→ DATASET EXCERPTS
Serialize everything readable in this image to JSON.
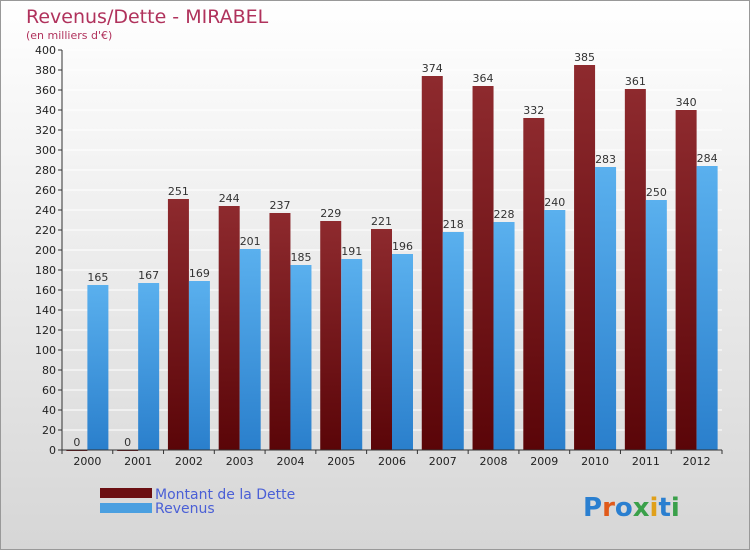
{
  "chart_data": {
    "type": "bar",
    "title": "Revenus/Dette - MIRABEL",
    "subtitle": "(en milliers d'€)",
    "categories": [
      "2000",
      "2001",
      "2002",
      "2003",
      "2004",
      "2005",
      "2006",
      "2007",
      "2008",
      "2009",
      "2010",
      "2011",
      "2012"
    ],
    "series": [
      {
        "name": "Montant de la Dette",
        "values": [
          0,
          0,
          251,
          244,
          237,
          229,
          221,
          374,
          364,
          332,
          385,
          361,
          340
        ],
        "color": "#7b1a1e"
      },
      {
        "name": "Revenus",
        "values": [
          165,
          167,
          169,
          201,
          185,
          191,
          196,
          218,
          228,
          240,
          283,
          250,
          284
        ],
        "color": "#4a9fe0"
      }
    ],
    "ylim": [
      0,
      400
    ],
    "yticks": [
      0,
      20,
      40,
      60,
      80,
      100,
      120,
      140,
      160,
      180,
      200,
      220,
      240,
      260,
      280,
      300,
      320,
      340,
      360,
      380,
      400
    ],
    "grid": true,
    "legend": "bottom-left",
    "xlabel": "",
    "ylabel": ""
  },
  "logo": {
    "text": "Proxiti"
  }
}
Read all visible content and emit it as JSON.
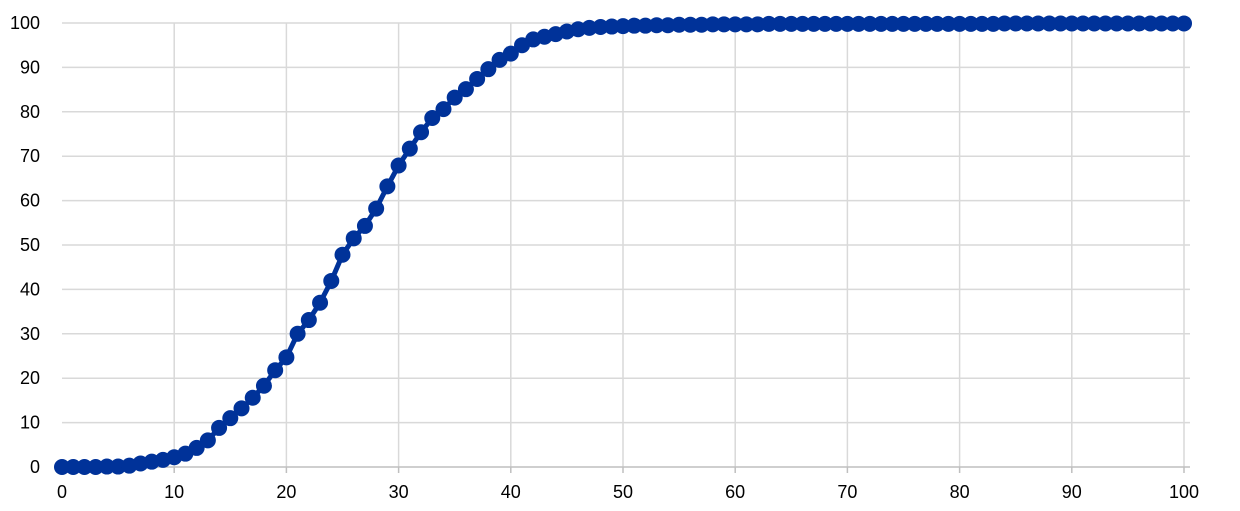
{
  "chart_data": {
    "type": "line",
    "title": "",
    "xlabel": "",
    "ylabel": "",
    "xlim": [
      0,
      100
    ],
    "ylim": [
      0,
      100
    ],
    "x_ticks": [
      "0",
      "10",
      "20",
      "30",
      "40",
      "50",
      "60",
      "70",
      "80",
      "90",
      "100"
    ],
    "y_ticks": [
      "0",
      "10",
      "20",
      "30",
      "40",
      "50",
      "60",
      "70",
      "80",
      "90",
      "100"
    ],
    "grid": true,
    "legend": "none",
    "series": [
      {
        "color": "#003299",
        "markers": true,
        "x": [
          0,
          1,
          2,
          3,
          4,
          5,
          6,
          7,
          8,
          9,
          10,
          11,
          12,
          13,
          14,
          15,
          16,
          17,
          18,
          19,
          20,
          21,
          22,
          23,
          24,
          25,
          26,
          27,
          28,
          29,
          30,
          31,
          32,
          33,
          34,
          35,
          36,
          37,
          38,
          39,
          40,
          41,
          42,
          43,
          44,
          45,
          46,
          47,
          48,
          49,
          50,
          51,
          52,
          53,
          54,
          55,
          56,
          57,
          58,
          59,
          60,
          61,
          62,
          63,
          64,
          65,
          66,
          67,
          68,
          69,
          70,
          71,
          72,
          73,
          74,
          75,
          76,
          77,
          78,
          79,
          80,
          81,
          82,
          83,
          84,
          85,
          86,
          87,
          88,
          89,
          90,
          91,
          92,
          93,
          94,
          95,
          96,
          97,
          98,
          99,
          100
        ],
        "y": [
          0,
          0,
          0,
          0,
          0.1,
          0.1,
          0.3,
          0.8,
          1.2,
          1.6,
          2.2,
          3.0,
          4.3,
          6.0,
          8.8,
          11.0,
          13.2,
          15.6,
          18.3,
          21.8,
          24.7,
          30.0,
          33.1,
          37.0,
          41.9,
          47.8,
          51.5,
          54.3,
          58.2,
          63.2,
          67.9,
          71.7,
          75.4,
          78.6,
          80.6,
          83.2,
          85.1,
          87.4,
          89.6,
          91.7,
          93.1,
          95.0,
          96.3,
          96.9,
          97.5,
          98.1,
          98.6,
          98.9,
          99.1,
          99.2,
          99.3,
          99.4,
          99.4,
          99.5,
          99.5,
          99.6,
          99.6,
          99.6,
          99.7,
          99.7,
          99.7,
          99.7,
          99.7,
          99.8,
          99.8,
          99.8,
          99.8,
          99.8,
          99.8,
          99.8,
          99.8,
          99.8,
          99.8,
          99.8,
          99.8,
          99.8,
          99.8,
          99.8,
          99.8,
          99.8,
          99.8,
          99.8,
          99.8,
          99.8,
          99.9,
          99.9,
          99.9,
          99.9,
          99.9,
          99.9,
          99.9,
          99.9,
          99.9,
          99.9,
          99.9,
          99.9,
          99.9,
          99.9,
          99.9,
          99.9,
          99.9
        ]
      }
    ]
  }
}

==

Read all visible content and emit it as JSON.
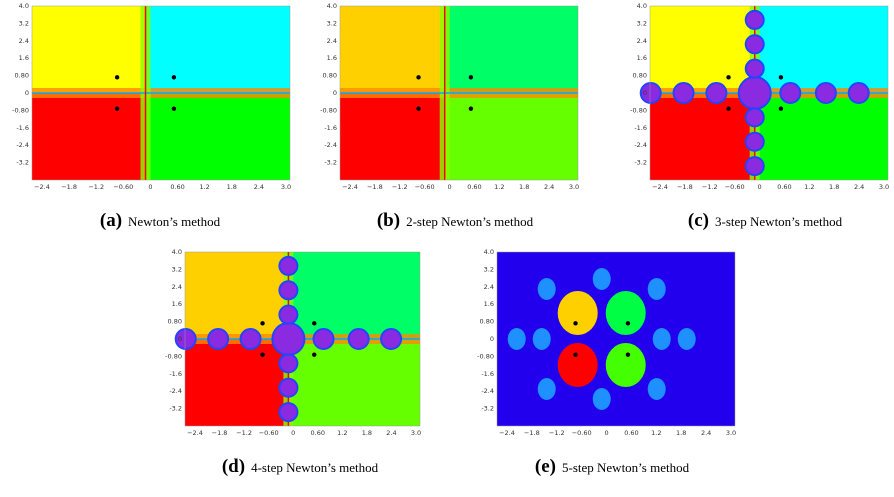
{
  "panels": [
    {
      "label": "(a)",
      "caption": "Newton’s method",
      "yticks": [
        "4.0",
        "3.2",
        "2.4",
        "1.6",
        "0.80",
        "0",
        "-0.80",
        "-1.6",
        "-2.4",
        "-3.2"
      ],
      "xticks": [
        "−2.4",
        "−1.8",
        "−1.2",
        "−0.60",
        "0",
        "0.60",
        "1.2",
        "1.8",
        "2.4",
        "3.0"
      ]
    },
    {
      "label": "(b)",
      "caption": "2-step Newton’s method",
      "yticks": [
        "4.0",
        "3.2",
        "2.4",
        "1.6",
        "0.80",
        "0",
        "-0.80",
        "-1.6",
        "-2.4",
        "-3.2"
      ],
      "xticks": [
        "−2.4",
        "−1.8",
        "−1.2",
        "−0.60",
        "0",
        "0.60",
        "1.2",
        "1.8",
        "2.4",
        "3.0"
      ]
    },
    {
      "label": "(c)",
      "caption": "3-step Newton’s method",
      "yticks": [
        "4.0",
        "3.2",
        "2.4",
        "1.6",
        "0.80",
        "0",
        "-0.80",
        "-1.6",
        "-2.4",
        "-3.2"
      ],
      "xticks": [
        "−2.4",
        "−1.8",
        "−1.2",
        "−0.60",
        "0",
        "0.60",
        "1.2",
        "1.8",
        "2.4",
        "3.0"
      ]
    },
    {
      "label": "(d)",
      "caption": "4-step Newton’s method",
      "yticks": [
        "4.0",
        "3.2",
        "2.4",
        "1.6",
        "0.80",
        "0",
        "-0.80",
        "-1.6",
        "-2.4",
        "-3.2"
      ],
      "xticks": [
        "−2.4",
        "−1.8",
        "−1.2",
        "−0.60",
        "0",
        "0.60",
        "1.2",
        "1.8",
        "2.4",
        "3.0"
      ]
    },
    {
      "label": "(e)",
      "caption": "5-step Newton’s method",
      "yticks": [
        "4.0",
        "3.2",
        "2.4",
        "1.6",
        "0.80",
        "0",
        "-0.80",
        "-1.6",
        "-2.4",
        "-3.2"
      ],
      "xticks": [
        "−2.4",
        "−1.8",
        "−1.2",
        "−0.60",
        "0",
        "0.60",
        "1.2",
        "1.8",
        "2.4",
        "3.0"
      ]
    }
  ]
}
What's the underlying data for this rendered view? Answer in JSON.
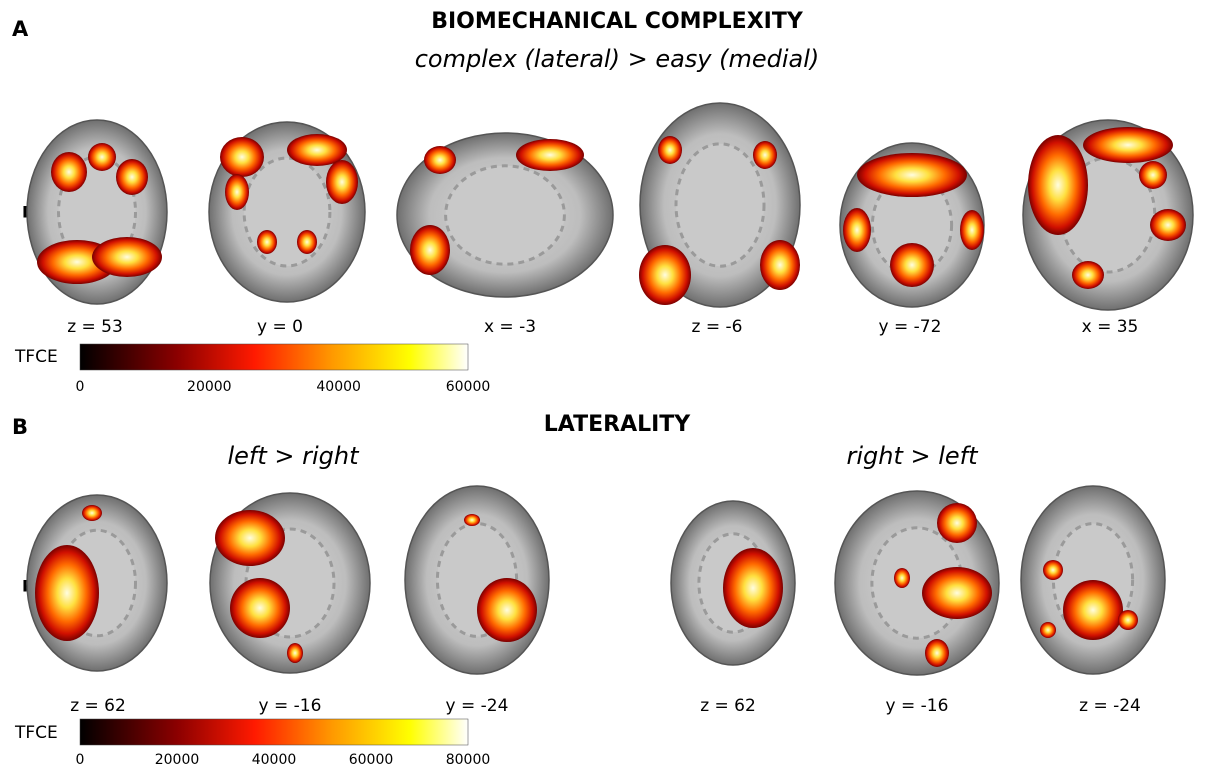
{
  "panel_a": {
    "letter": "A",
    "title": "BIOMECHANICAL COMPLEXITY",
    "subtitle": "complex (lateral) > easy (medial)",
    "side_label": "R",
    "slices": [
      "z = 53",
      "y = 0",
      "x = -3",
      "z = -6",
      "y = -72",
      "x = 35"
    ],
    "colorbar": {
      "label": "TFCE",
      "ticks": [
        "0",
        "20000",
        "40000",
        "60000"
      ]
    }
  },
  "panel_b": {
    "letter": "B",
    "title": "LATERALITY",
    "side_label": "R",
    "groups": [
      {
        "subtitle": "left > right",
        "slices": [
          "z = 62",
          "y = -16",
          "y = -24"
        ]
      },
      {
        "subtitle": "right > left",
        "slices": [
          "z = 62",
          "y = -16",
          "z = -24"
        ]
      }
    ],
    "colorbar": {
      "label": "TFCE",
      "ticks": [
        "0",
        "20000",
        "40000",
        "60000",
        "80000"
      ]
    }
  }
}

→ SET PROBLEM
Where a line in the material contains "method", copy that line.

→ EXERCISE ANSWER
      "caption": "Newton’s method",
      "caption": "2-step Newton’s method",
      "caption": "3-step Newton’s method",
      "caption": "4-step Newton’s method",
      "caption": "5-step Newton’s method",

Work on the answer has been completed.